§ Aim of the exercise
Please write out, word for word, the part of the article on Zetsche at Chrysler starting with "Zetsche shrugs when" and going on through "market outside Europe.".

-------- Page excerpt --------

The payoff began to show starting in this year's second quarter when the Group earned $777 million — not enough to erase first-quarter losses but still enough to eke out a profit for the first six months, since augmented by the favorable third-quarter results.

Moreover, Chrysler's rebound has come in the face of fierce inventive wars.

The incentives have worked, but are now raising concerns that the market is becoming saturated and a downtown can be expected in 2003.

Zetsche's job is far from done. But what he has accomplished in two years makes him a leading candidate to one day succeed Schrempp, 57, at the top at DC AG. As Chrysler's situation deteriorated there was talk of cashiering Schrempp, but eventually his contract was extended until 2005.

Zetsche shrugs when asked about his future prospects. “I enjoy what I'm doing and I would like to do it as long as possible,” he says. “Beyond that, I don't bother; we have enough to do here.”

Until he took command at Chrysler, Zetsche was practically unknown in U.S. automotive circles, but not to America. He'd lived in Oregon during the early 1990s as president of D-B's Freightliner heavy-duty truck subsidiary. And as chief engineer of Mercedes passenger cars from 1992 until 1995 and subsequently head of sales and marketing first for D-B and then DC he had a close working knowledge of Mercedes' largest market outside Europe.

Besides a wealth of technical and business experience, he speaks excellent English and possesses a winning self-effacing personality, vital to the task of leading his mostly American Chrysler management team in mounting a turnaround. Since his arrival, he has maintained a high profile in industry and community affairs.

Although the challenges he faced as Chrysler's first German CEO were described by some as “scary,” Zetsche says he drew broad support from his family and colleagues. He recalls that Chrysler folks said, in effect, “He may screw it up, but give him a chance.” He appreciated that.

“I believe that's something unique about this country and the Midwest. This is a country of immigrants; you get a chance here.

He downplays his role in executing the turnaround plan. “At the end of the day, this is not rocket science. First you get more money in than you spend. Then it's managing costs, revenues and day-to-day in the marketplace.”

As a member of DC AG's management board, Zetsche says he was “entirely aware of the situation” at the 100,000-employee Chrysler Group, had seen its forecasts and knew of its “obvious problems.”

-------- Dataset content --------

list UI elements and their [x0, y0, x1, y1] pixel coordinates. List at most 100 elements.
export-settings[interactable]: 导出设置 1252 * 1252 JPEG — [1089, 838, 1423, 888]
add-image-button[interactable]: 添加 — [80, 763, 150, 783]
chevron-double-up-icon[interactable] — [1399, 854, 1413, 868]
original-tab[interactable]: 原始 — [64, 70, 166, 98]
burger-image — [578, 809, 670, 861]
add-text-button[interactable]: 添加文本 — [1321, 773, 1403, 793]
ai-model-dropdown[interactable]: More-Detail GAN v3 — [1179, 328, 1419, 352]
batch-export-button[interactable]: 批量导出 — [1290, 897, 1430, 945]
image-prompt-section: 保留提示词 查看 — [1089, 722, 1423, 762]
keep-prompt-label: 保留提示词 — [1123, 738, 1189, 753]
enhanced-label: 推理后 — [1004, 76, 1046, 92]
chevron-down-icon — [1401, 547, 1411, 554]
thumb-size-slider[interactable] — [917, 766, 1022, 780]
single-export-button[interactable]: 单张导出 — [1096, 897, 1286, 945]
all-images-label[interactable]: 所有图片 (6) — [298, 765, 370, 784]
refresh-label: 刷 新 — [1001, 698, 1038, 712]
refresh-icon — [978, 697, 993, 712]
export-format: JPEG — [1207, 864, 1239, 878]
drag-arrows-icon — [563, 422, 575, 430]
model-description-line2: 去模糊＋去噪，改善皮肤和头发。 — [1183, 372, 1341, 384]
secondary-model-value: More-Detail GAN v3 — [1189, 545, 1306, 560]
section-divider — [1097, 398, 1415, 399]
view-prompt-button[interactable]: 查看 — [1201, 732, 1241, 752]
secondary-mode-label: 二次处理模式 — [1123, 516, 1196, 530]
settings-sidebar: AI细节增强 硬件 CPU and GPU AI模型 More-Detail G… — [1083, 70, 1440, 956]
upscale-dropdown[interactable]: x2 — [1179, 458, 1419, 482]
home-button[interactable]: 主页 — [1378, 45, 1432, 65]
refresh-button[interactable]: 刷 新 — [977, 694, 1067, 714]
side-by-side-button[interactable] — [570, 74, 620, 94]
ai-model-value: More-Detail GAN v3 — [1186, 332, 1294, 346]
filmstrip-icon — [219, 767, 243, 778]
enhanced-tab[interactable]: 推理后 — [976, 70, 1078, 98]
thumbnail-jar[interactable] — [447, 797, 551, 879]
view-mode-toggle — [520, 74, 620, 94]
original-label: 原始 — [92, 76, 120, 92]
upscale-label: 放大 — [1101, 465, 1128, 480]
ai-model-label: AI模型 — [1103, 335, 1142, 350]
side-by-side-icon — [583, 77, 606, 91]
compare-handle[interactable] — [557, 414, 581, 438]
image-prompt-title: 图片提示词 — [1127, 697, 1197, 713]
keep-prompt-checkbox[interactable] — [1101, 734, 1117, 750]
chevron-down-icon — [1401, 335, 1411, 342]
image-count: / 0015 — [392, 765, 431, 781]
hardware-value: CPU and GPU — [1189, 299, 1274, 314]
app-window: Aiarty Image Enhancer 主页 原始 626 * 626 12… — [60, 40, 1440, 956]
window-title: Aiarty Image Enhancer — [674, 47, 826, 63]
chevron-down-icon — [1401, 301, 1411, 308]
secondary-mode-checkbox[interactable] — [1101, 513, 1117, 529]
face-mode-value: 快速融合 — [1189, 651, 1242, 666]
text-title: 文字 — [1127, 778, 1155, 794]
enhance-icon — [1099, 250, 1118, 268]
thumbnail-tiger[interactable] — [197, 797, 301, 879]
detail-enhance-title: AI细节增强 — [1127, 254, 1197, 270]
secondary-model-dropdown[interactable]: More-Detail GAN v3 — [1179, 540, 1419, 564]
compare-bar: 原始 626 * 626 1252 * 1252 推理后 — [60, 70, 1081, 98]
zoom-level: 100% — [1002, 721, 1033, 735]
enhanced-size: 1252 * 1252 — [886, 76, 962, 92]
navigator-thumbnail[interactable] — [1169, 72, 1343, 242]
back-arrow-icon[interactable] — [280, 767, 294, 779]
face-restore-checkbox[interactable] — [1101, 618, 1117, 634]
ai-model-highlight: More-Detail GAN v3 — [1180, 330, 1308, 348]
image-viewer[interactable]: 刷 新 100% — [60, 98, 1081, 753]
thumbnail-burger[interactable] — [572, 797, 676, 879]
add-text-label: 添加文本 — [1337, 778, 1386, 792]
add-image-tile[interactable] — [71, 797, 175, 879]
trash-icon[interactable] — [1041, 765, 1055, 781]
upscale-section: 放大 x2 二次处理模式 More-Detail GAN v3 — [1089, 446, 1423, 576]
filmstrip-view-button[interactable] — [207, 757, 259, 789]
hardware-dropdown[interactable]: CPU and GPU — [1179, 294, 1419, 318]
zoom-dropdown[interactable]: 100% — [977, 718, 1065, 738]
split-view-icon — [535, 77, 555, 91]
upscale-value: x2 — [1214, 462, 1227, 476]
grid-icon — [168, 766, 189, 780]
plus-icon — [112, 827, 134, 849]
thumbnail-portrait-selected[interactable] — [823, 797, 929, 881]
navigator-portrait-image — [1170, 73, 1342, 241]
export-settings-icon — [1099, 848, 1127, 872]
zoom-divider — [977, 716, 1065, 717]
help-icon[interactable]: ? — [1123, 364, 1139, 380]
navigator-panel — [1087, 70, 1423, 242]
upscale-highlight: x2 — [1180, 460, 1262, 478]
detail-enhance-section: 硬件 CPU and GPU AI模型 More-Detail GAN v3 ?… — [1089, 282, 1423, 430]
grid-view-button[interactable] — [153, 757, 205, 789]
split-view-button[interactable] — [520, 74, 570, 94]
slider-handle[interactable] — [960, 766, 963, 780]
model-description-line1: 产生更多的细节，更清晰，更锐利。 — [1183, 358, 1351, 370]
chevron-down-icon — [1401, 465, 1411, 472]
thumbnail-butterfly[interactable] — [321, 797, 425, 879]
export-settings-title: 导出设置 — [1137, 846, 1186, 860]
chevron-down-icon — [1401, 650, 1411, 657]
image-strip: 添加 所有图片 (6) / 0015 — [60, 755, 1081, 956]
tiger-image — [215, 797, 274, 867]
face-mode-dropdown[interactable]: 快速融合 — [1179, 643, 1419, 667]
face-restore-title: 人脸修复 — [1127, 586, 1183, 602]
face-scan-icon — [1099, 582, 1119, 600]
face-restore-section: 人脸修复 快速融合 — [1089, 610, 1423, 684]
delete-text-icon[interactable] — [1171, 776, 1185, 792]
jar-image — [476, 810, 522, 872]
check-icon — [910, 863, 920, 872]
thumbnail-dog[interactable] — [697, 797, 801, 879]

--------

§ Result
Zetsche shrugs when asked about his future prospects. “I enjoy what I'm doing and I would like to do it as long as possible,” he says. “Beyond that, I don't bother; we have enough to do here.”

Until he took command at Chrysler, Zetsche was practically unknown in U.S. automotive circles, but not to America. He'd lived in Oregon during the early 1990s as president of D-B's Freightliner heavy-duty truck subsidiary. And as chief engineer of Mercedes passenger cars from 1992 until 1995 and subsequently head of sales and marketing first for D-B and then DC he had a close working knowledge of Mercedes' largest market outside Europe.